## Given instruction:
Below is some material; set it all down exactly, apart from the pictures.
--
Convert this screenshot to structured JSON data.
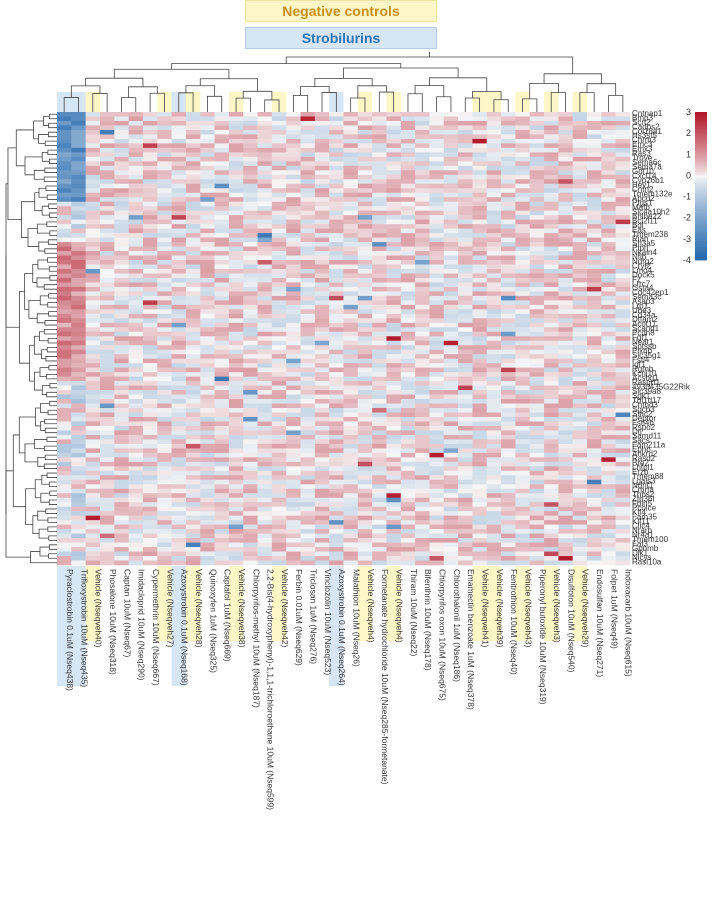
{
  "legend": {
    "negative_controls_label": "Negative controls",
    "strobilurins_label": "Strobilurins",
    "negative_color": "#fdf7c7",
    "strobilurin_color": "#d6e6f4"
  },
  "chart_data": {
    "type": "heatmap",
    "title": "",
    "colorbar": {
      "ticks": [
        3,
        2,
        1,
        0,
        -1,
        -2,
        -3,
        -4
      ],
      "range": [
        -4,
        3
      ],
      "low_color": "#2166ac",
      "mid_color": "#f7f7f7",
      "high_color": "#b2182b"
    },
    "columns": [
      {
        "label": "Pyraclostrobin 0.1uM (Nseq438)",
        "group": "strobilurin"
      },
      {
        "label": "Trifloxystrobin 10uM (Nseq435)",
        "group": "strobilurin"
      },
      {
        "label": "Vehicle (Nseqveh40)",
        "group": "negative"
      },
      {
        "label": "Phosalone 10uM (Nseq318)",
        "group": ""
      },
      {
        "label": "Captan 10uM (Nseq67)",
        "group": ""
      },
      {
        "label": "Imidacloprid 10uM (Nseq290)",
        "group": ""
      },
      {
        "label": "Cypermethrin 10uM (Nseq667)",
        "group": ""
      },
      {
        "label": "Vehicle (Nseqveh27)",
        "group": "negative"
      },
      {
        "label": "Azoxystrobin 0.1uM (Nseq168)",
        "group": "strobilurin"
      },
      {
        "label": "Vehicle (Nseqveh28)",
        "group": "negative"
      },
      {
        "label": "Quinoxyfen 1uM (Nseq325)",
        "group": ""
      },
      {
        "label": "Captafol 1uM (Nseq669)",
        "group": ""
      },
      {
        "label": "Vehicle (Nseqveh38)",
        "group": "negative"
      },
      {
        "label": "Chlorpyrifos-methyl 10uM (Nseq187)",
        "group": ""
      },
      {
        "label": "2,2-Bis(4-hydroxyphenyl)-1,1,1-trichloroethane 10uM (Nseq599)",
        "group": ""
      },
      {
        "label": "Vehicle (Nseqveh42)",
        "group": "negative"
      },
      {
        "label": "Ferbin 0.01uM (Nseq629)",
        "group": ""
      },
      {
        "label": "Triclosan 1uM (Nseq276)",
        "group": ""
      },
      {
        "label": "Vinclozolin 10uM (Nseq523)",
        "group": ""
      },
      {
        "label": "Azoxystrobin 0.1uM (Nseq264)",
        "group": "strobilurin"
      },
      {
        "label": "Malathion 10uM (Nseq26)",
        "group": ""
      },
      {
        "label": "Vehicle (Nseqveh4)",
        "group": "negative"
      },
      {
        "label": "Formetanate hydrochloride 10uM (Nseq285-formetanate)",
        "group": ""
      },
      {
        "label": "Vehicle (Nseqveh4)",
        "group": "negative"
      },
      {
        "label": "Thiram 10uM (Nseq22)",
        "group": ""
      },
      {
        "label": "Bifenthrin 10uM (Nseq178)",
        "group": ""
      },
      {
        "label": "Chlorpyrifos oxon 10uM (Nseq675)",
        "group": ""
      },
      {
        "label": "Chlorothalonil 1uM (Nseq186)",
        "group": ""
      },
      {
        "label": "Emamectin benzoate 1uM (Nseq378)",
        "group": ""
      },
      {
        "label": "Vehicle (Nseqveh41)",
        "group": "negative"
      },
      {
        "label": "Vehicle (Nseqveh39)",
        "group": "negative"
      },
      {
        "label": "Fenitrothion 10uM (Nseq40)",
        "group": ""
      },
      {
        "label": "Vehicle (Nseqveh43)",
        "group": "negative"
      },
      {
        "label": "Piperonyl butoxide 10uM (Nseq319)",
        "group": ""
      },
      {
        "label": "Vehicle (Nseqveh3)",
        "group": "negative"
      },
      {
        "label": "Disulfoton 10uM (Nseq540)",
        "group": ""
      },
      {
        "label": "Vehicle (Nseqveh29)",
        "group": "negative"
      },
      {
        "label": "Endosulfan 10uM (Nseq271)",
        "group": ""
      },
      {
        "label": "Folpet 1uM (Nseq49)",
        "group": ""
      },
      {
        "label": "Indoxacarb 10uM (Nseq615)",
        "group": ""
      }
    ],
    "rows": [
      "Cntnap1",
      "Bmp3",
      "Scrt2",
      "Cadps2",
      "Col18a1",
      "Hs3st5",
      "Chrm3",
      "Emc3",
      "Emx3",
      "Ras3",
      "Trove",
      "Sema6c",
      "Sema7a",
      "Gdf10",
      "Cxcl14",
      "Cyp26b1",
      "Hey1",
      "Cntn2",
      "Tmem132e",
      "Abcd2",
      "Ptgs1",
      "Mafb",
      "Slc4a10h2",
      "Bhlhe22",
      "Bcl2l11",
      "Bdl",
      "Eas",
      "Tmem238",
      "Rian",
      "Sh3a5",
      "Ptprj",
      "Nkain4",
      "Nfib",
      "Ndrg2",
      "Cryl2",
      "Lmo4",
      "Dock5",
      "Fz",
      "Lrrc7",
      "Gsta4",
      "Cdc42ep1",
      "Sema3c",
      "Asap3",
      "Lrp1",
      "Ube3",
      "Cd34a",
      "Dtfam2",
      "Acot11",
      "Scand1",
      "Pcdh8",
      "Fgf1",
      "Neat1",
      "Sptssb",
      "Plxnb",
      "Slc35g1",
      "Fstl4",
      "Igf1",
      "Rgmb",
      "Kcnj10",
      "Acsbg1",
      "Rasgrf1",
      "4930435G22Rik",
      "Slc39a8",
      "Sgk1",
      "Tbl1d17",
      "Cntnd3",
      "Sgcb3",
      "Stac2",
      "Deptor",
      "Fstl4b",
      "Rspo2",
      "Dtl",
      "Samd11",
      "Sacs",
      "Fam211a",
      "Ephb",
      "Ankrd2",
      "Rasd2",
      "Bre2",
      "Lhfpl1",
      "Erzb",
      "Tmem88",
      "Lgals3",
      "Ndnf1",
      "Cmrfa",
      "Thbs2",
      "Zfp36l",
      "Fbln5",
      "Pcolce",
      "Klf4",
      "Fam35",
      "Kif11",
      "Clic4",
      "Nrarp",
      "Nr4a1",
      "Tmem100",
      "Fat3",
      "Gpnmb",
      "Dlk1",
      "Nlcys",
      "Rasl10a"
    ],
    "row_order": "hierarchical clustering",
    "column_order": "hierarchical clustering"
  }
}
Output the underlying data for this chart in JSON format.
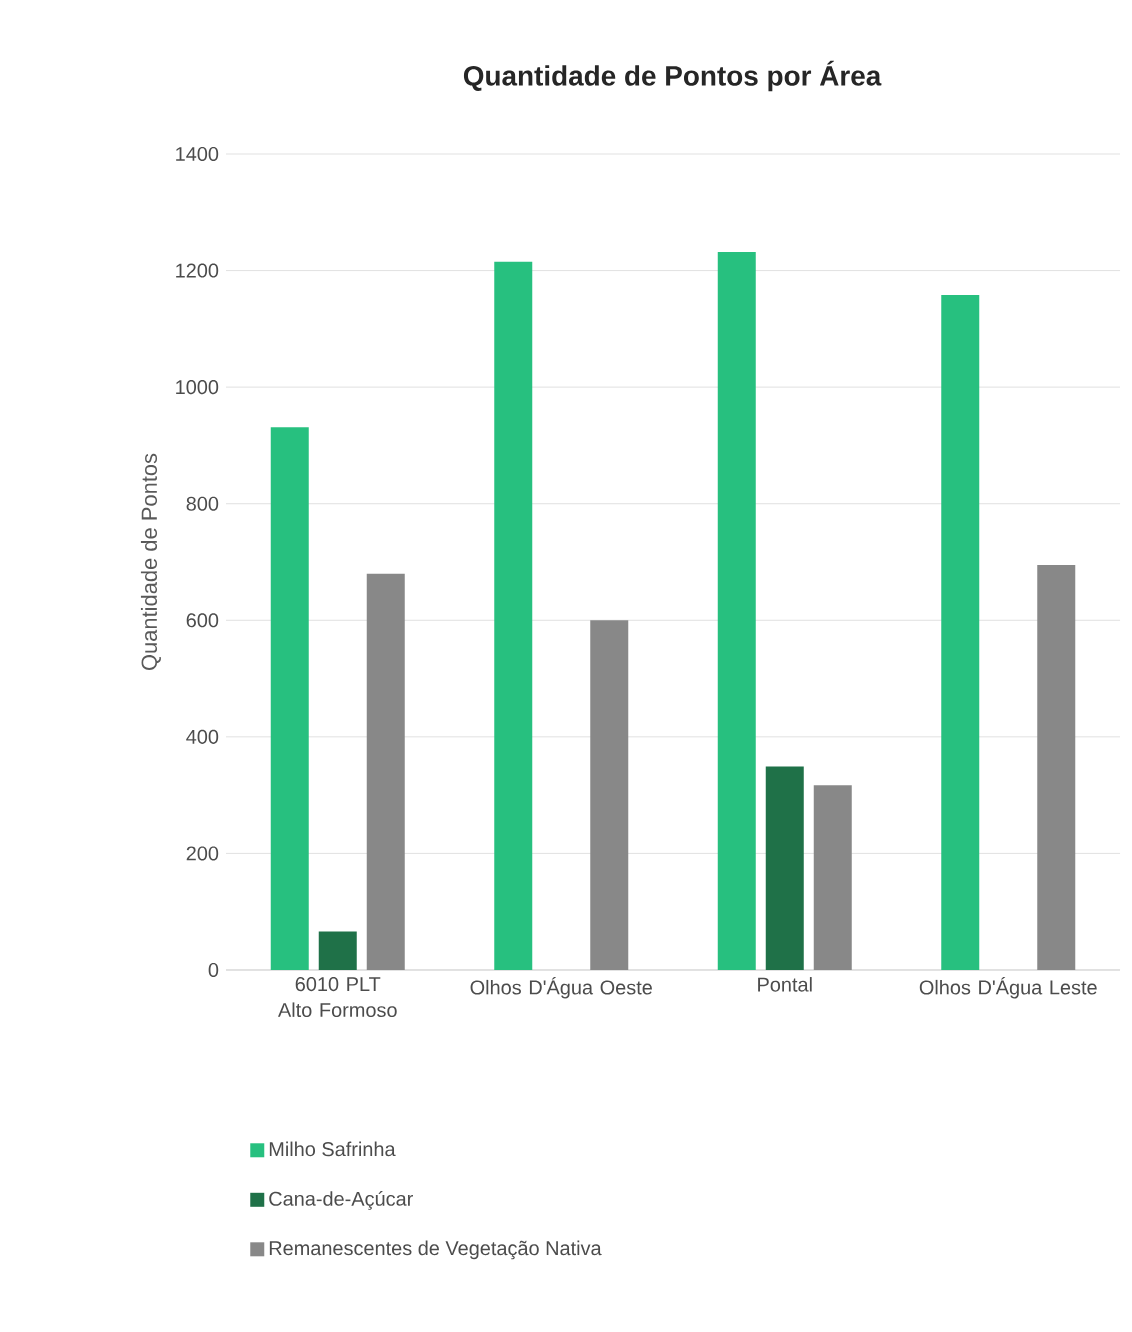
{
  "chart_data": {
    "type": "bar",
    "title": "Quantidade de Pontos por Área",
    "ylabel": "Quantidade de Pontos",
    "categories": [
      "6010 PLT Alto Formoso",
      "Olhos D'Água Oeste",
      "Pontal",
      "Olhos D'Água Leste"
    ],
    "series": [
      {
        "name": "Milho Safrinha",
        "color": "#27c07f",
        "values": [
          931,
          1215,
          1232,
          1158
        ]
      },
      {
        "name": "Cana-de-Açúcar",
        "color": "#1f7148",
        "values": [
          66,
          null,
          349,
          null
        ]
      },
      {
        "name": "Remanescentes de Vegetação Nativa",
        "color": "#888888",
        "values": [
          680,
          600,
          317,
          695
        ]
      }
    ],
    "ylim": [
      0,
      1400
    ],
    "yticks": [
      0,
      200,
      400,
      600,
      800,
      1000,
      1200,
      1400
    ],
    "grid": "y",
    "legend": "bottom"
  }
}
--
## Full output:
Convert this screenshot to structured JSON data.
{
  "legend": {
    "negative_controls_label": "Negative controls",
    "strobilurins_label": "Strobilurins",
    "negative_color": "#fdf7c7",
    "strobilurin_color": "#d6e6f4"
  },
  "chart_data": {
    "type": "heatmap",
    "title": "",
    "colorbar": {
      "ticks": [
        3,
        2,
        1,
        0,
        -1,
        -2,
        -3,
        -4
      ],
      "range": [
        -4,
        3
      ],
      "low_color": "#2166ac",
      "mid_color": "#f7f7f7",
      "high_color": "#b2182b"
    },
    "columns": [
      {
        "label": "Pyraclostrobin 0.1uM (Nseq438)",
        "group": "strobilurin"
      },
      {
        "label": "Trifloxystrobin 10uM (Nseq435)",
        "group": "strobilurin"
      },
      {
        "label": "Vehicle (Nseqveh40)",
        "group": "negative"
      },
      {
        "label": "Phosalone 10uM (Nseq318)",
        "group": ""
      },
      {
        "label": "Captan 10uM (Nseq67)",
        "group": ""
      },
      {
        "label": "Imidacloprid 10uM (Nseq290)",
        "group": ""
      },
      {
        "label": "Cypermethrin 10uM (Nseq667)",
        "group": ""
      },
      {
        "label": "Vehicle (Nseqveh27)",
        "group": "negative"
      },
      {
        "label": "Azoxystrobin 0.1uM (Nseq168)",
        "group": "strobilurin"
      },
      {
        "label": "Vehicle (Nseqveh28)",
        "group": "negative"
      },
      {
        "label": "Quinoxyfen 1uM (Nseq325)",
        "group": ""
      },
      {
        "label": "Captafol 1uM (Nseq669)",
        "group": ""
      },
      {
        "label": "Vehicle (Nseqveh38)",
        "group": "negative"
      },
      {
        "label": "Chlorpyrifos-methyl 10uM (Nseq187)",
        "group": ""
      },
      {
        "label": "2,2-Bis(4-hydroxyphenyl)-1,1,1-trichloroethane 10uM (Nseq599)",
        "group": ""
      },
      {
        "label": "Vehicle (Nseqveh42)",
        "group": "negative"
      },
      {
        "label": "Ferbin 0.01uM (Nseq629)",
        "group": ""
      },
      {
        "label": "Triclosan 1uM (Nseq276)",
        "group": ""
      },
      {
        "label": "Vinclozolin 10uM (Nseq523)",
        "group": ""
      },
      {
        "label": "Azoxystrobin 0.1uM (Nseq264)",
        "group": "strobilurin"
      },
      {
        "label": "Malathion 10uM (Nseq26)",
        "group": ""
      },
      {
        "label": "Vehicle (Nseqveh4)",
        "group": "negative"
      },
      {
        "label": "Formetanate hydrochloride 10uM (Nseq285-formetanate)",
        "group": ""
      },
      {
        "label": "Vehicle (Nseqveh4)",
        "group": "negative"
      },
      {
        "label": "Thiram 10uM (Nseq22)",
        "group": ""
      },
      {
        "label": "Bifenthrin 10uM (Nseq178)",
        "group": ""
      },
      {
        "label": "Chlorpyrifos oxon 10uM (Nseq675)",
        "group": ""
      },
      {
        "label": "Chlorothalonil 1uM (Nseq186)",
        "group": ""
      },
      {
        "label": "Emamectin benzoate 1uM (Nseq378)",
        "group": ""
      },
      {
        "label": "Vehicle (Nseqveh41)",
        "group": "negative"
      },
      {
        "label": "Vehicle (Nseqveh39)",
        "group": "negative"
      },
      {
        "label": "Fenitrothion 10uM (Nseq40)",
        "group": ""
      },
      {
        "label": "Vehicle (Nseqveh43)",
        "group": "negative"
      },
      {
        "label": "Piperonyl butoxide 10uM (Nseq319)",
        "group": ""
      },
      {
        "label": "Vehicle (Nseqveh3)",
        "group": "negative"
      },
      {
        "label": "Disulfoton 10uM (Nseq540)",
        "group": ""
      },
      {
        "label": "Vehicle (Nseqveh29)",
        "group": "negative"
      },
      {
        "label": "Endosulfan 10uM (Nseq271)",
        "group": ""
      },
      {
        "label": "Folpet 1uM (Nseq49)",
        "group": ""
      },
      {
        "label": "Indoxacarb 10uM (Nseq615)",
        "group": ""
      }
    ],
    "rows": [
      "Cntnap1",
      "Bmp3",
      "Scrt2",
      "Cadps2",
      "Col18a1",
      "Hs3st5",
      "Chrm3",
      "Emc3",
      "Emx3",
      "Ras3",
      "Trove",
      "Sema6c",
      "Sema7a",
      "Gdf10",
      "Cxcl14",
      "Cyp26b1",
      "Hey1",
      "Cntn2",
      "Tmem132e",
      "Abcd2",
      "Ptgs1",
      "Mafb",
      "Slc4a10h2",
      "Bhlhe22",
      "Bcl2l11",
      "Bdl",
      "Eas",
      "Tmem238",
      "Rian",
      "Sh3a5",
      "Ptprj",
      "Nkain4",
      "Nfib",
      "Ndrg2",
      "Cryl2",
      "Lmo4",
      "Dock5",
      "Fz",
      "Lrrc7",
      "Gsta4",
      "Cdc42ep1",
      "Sema3c",
      "Asap3",
      "Lrp1",
      "Ube3",
      "Cd34a",
      "Dtfam2",
      "Acot11",
      "Scand1",
      "Pcdh8",
      "Fgf1",
      "Neat1",
      "Sptssb",
      "Plxnb",
      "Slc35g1",
      "Fstl4",
      "Igf1",
      "Rgmb",
      "Kcnj10",
      "Acsbg1",
      "Rasgrf1",
      "4930435G22Rik",
      "Slc39a8",
      "Sgk1",
      "Tbl1d17",
      "Cntnd3",
      "Sgcb3",
      "Stac2",
      "Deptor",
      "Fstl4b",
      "Rspo2",
      "Dtl",
      "Samd11",
      "Sacs",
      "Fam211a",
      "Ephb",
      "Ankrd2",
      "Rasd2",
      "Bre2",
      "Lhfpl1",
      "Erzb",
      "Tmem88",
      "Lgals3",
      "Ndnf1",
      "Cmrfa",
      "Thbs2",
      "Zfp36l",
      "Fbln5",
      "Pcolce",
      "Klf4",
      "Fam35",
      "Kif11",
      "Clic4",
      "Nrarp",
      "Nr4a1",
      "Tmem100",
      "Fat3",
      "Gpnmb",
      "Dlk1",
      "Nlcys",
      "Rasl10a"
    ],
    "row_order": "hierarchical clustering",
    "column_order": "hierarchical clustering"
  }
}
Output the underlying data for this chart in JSON format.
{
  "chart_data": {
    "type": "bar",
    "title": "Quantidade de Pontos por Área",
    "ylabel": "Quantidade de Pontos",
    "categories": [
      "6010 PLT Alto Formoso",
      "Olhos D'Água Oeste",
      "Pontal",
      "Olhos D'Água Leste"
    ],
    "series": [
      {
        "name": "Milho Safrinha",
        "color": "#27c07f",
        "values": [
          931,
          1215,
          1232,
          1158
        ]
      },
      {
        "name": "Cana-de-Açúcar",
        "color": "#1f7148",
        "values": [
          66,
          null,
          349,
          null
        ]
      },
      {
        "name": "Remanescentes de Vegetação Nativa",
        "color": "#888888",
        "values": [
          680,
          600,
          317,
          695
        ]
      }
    ],
    "ylim": [
      0,
      1400
    ],
    "yticks": [
      0,
      200,
      400,
      600,
      800,
      1000,
      1200,
      1400
    ],
    "grid": "y",
    "legend": "bottom"
  }
}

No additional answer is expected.